--- Material supplied ---

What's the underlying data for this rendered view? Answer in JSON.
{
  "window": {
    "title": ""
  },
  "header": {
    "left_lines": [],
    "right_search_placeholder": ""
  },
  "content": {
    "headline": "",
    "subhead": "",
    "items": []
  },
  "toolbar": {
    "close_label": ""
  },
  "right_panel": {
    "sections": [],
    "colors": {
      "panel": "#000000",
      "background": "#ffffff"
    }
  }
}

---

• Required task: Print every record above exactly as written.

• The solution:
What's the underlying data for this rendered view? Answer in JSON.
{
  "window": {
    "title": ""
  },
  "header": {
    "left_lines": [],
    "right_search_placeholder": ""
  },
  "content": {
    "headline": "",
    "subhead": "",
    "items": []
  },
  "toolbar": {
    "close_label": ""
  },
  "right_panel": {
    "sections": [],
    "colors": {
      "panel": "#000000",
      "background": "#ffffff"
    }
  }
}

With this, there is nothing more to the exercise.